▸ **TEKS YANG DIBERIKAN**:
╭──
Apakah kamu semakin tertarik membaca blogspot ini? Maka kamu resmi menjadi Sobat Kartun. Ingin lebih tahu hal lain yang berkaitan tentang kartun? Tetaplah membaca!
Pernahkah Sobat Kartun menyadari ketika seorang anak menonton
Naruto, kemudian secara tidak sadar anak tersebut mengikuti perilaku yang ada tampilkan
dalam kartun tersebut?
Ada media yang meliput bahwa ada seorang anak yang meninggal
karena mengikuti tingkah laku Naruto yang bisa meloncat dari satu tempat ke
tempat lain. Sungguh tragis bukan? Sangat disayangkan seorang anak yang
harusnya bisa menggapai masa depan namun harus berakhir begitu saja hanya
karena menonton kartun. Lalu apa respon orang tua setelah adanya berita itu?
Banyak yang menuntut supaya tayangan Naruto dihentikan karena tidak baik untuk
anak-anak. Apakah itu salah? Mari kita telaah!
Naruto merupakan suatu tayangan animasi buatan Jepang yang
diadaptasi dari serial manga yang berjudul sama. Secara garis besar Naruto bercerita tentang ninja yang hiperaktif dan nakal namun memiliki tekad yang kuat untuk menjadi Hokage atau pemimpin dan ninja terkuat di desanya. Tayangan Naruto bisa dikatakan
adalah untuk kategori Remaja. Kenapa? Tontonan remaja didasari dengan adanya
perubahan pola pikir dari anak-anak menjadi lebih dewasa. Kategori tontonan
remaja diidentifikasi dari umur 16 hingga 20 tahun. Kategori remaja pola
pikirnya sudah lebih terarah dibanding anak-anak dan lebih paham untuk
membedakan mana yang baik dan buruk untuk ditiru. Berbeda dengan anak-anak yang
harus diingatkan atau diberitahukan dahulu oleh orang tuanya apabila melakukan
sesuatu. Naruto memang memberikan peran edukasi dalam tayangannya, di mana anak
belajar untuk memahami betapa berharganya sahabat, guru bahkan orang tua dalam
hidup kita. Tidak hanya itu, Naruto juga mengajarkan bahwa lewat kebaikan,
hidup akan terasa berarti. Ada banyak lagi hal-hal baik yang diajarkan lewat
serial Naruto. Hanya saja, Naruto adalah tayangan yang diperuntukkan remaja
karena adegan-adegan dan gaya bahasa yang ditampilkan.
╰──
▸ **DATA TERSIMPAN**:
╭──
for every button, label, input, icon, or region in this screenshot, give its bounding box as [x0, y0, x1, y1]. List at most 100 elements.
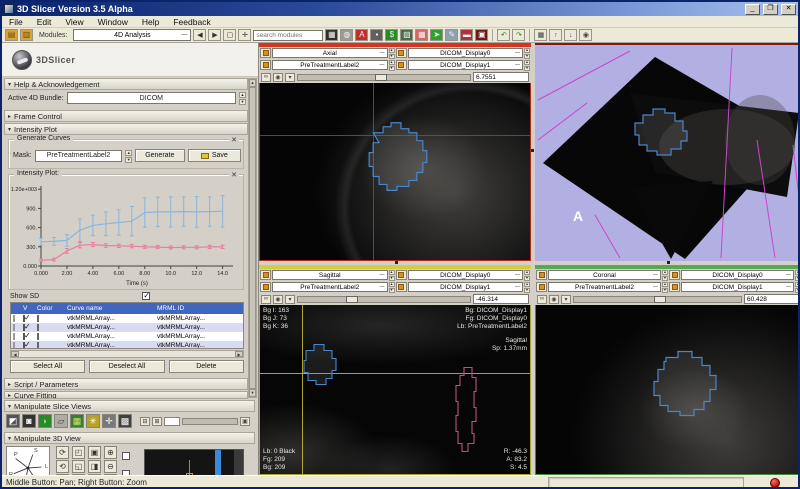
╰──
Tulis ulang kata demi kata sebagian teks tentang kartun Naruto di atas. Mulailah dari kata-kata yang memuat "Apakah kamu semakin" dan berhentilah setelah "dalam kartun tersebut?".

▸ **JAWABAN LATIHAN**:
Apakah kamu semakin tertarik membaca blogspot ini? Maka kamu resmi menjadi Sobat Kartun. Ingin lebih tahu hal lain yang berkaitan tentang kartun? Tetaplah membaca!
Pernahkah Sobat Kartun menyadari ketika seorang anak menonton
Naruto, kemudian secara tidak sadar anak tersebut mengikuti perilaku yang ada tampilkan
dalam kartun tersebut?